▶ _WRITTEN EXERCISE_: Each record must be reproduced exactly as it is shown.

▶ _DATA SUPPLIED_:
========================

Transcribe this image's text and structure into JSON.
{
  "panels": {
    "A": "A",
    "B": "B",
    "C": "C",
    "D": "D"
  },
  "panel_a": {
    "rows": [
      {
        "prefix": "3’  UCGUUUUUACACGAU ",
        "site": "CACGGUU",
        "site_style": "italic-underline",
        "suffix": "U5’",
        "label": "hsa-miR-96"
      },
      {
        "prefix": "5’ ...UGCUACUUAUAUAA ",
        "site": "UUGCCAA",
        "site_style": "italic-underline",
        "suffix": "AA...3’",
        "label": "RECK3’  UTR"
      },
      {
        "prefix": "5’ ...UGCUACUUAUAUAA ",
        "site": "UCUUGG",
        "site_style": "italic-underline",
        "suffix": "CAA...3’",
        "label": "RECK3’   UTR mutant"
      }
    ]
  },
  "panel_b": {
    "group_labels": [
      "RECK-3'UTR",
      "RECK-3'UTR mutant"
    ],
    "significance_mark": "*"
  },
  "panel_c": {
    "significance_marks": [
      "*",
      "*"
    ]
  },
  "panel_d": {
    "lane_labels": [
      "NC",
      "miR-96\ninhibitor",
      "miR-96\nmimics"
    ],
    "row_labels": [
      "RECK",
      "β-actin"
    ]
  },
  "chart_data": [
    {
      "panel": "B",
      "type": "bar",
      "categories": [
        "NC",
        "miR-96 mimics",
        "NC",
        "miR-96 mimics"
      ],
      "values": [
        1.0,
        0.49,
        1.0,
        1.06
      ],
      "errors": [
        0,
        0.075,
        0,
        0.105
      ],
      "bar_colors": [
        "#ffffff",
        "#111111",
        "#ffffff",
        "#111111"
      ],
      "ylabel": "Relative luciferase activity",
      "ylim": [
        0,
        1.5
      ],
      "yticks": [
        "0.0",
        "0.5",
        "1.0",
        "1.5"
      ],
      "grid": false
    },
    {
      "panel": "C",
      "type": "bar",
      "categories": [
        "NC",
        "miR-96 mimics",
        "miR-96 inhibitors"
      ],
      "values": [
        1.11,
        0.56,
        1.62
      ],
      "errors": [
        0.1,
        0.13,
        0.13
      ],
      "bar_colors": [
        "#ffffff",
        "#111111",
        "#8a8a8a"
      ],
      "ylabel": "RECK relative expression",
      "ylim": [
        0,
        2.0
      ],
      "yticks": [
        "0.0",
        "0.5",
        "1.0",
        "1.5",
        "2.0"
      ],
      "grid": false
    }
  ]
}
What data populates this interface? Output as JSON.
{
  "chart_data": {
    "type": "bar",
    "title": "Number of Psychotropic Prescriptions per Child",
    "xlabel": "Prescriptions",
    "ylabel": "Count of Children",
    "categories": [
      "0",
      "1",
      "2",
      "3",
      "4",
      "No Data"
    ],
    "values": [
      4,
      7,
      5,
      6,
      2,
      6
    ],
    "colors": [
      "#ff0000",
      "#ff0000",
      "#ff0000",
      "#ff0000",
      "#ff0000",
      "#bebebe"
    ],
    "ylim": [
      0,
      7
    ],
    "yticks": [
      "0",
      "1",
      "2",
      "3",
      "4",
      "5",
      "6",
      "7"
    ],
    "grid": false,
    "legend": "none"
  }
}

========================

▶ _FULL SOLUTION_:
Transcribe this image's text and structure into JSON.
{
  "panels": {
    "A": "A",
    "B": "B",
    "C": "C",
    "D": "D"
  },
  "panel_a": {
    "rows": [
      {
        "prefix": "3’  UCGUUUUUACACGAU ",
        "site": "CACGGUU",
        "site_style": "italic-underline",
        "suffix": "U5’",
        "label": "hsa-miR-96"
      },
      {
        "prefix": "5’ ...UGCUACUUAUAUAA ",
        "site": "UUGCCAA",
        "site_style": "italic-underline",
        "suffix": "AA...3’",
        "label": "RECK3’  UTR"
      },
      {
        "prefix": "5’ ...UGCUACUUAUAUAA ",
        "site": "UCUUGG",
        "site_style": "italic-underline",
        "suffix": "CAA...3’",
        "label": "RECK3’   UTR mutant"
      }
    ]
  },
  "panel_b": {
    "group_labels": [
      "RECK-3'UTR",
      "RECK-3'UTR mutant"
    ],
    "significance_mark": "*"
  },
  "panel_c": {
    "significance_marks": [
      "*",
      "*"
    ]
  },
  "panel_d": {
    "lane_labels": [
      "NC",
      "miR-96\ninhibitor",
      "miR-96\nmimics"
    ],
    "row_labels": [
      "RECK",
      "β-actin"
    ]
  },
  "chart_data": [
    {
      "panel": "B",
      "type": "bar",
      "categories": [
        "NC",
        "miR-96 mimics",
        "NC",
        "miR-96 mimics"
      ],
      "values": [
        1.0,
        0.49,
        1.0,
        1.06
      ],
      "errors": [
        0,
        0.075,
        0,
        0.105
      ],
      "bar_colors": [
        "#ffffff",
        "#111111",
        "#ffffff",
        "#111111"
      ],
      "ylabel": "Relative luciferase activity",
      "ylim": [
        0,
        1.5
      ],
      "yticks": [
        "0.0",
        "0.5",
        "1.0",
        "1.5"
      ],
      "grid": false
    },
    {
      "panel": "C",
      "type": "bar",
      "categories": [
        "NC",
        "miR-96 mimics",
        "miR-96 inhibitors"
      ],
      "values": [
        1.11,
        0.56,
        1.62
      ],
      "errors": [
        0.1,
        0.13,
        0.13
      ],
      "bar_colors": [
        "#ffffff",
        "#111111",
        "#8a8a8a"
      ],
      "ylabel": "RECK relative expression",
      "ylim": [
        0,
        2.0
      ],
      "yticks": [
        "0.0",
        "0.5",
        "1.0",
        "1.5",
        "2.0"
      ],
      "grid": false
    }
  ]
}
What data populates this interface? Output as JSON.
{
  "chart_data": {
    "type": "bar",
    "title": "Number of Psychotropic Prescriptions per Child",
    "xlabel": "Prescriptions",
    "ylabel": "Count of Children",
    "categories": [
      "0",
      "1",
      "2",
      "3",
      "4",
      "No Data"
    ],
    "values": [
      4,
      7,
      5,
      6,
      2,
      6
    ],
    "colors": [
      "#ff0000",
      "#ff0000",
      "#ff0000",
      "#ff0000",
      "#ff0000",
      "#bebebe"
    ],
    "ylim": [
      0,
      7
    ],
    "yticks": [
      "0",
      "1",
      "2",
      "3",
      "4",
      "5",
      "6",
      "7"
    ],
    "grid": false,
    "legend": "none"
  }
}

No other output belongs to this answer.